Figure dataset records
#####
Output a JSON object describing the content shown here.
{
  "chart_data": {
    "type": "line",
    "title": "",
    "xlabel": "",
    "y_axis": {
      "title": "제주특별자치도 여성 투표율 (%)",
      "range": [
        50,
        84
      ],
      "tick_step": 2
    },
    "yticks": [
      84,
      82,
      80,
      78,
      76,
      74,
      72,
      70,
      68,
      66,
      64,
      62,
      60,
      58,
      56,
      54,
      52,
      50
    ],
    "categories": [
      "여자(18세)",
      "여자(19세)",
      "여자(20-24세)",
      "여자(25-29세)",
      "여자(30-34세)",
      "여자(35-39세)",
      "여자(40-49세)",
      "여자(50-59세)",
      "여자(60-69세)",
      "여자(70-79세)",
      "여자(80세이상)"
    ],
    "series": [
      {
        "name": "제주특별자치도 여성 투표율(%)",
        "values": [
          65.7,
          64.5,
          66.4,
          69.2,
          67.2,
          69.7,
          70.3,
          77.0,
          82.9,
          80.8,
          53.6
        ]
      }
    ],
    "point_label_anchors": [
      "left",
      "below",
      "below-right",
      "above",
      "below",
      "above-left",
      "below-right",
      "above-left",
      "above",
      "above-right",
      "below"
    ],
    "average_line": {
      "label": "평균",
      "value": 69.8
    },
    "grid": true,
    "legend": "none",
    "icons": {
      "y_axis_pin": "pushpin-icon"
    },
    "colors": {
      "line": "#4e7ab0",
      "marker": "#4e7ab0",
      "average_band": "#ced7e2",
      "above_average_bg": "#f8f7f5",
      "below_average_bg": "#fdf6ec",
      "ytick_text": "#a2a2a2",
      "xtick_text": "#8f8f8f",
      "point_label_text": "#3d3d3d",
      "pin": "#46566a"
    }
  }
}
#####
Write out all of the records above exactly as they appear.

◆ Exercise result
Output a JSON object describing the content shown here.
{
  "chart_data": {
    "type": "line",
    "title": "",
    "xlabel": "",
    "y_axis": {
      "title": "제주특별자치도 여성 투표율 (%)",
      "range": [
        50,
        84
      ],
      "tick_step": 2
    },
    "yticks": [
      84,
      82,
      80,
      78,
      76,
      74,
      72,
      70,
      68,
      66,
      64,
      62,
      60,
      58,
      56,
      54,
      52,
      50
    ],
    "categories": [
      "여자(18세)",
      "여자(19세)",
      "여자(20-24세)",
      "여자(25-29세)",
      "여자(30-34세)",
      "여자(35-39세)",
      "여자(40-49세)",
      "여자(50-59세)",
      "여자(60-69세)",
      "여자(70-79세)",
      "여자(80세이상)"
    ],
    "series": [
      {
        "name": "제주특별자치도 여성 투표율(%)",
        "values": [
          65.7,
          64.5,
          66.4,
          69.2,
          67.2,
          69.7,
          70.3,
          77.0,
          82.9,
          80.8,
          53.6
        ]
      }
    ],
    "point_label_anchors": [
      "left",
      "below",
      "below-right",
      "above",
      "below",
      "above-left",
      "below-right",
      "above-left",
      "above",
      "above-right",
      "below"
    ],
    "average_line": {
      "label": "평균",
      "value": 69.8
    },
    "grid": true,
    "legend": "none",
    "icons": {
      "y_axis_pin": "pushpin-icon"
    },
    "colors": {
      "line": "#4e7ab0",
      "marker": "#4e7ab0",
      "average_band": "#ced7e2",
      "above_average_bg": "#f8f7f5",
      "below_average_bg": "#fdf6ec",
      "ytick_text": "#a2a2a2",
      "xtick_text": "#8f8f8f",
      "point_label_text": "#3d3d3d",
      "pin": "#46566a"
    }
  }
}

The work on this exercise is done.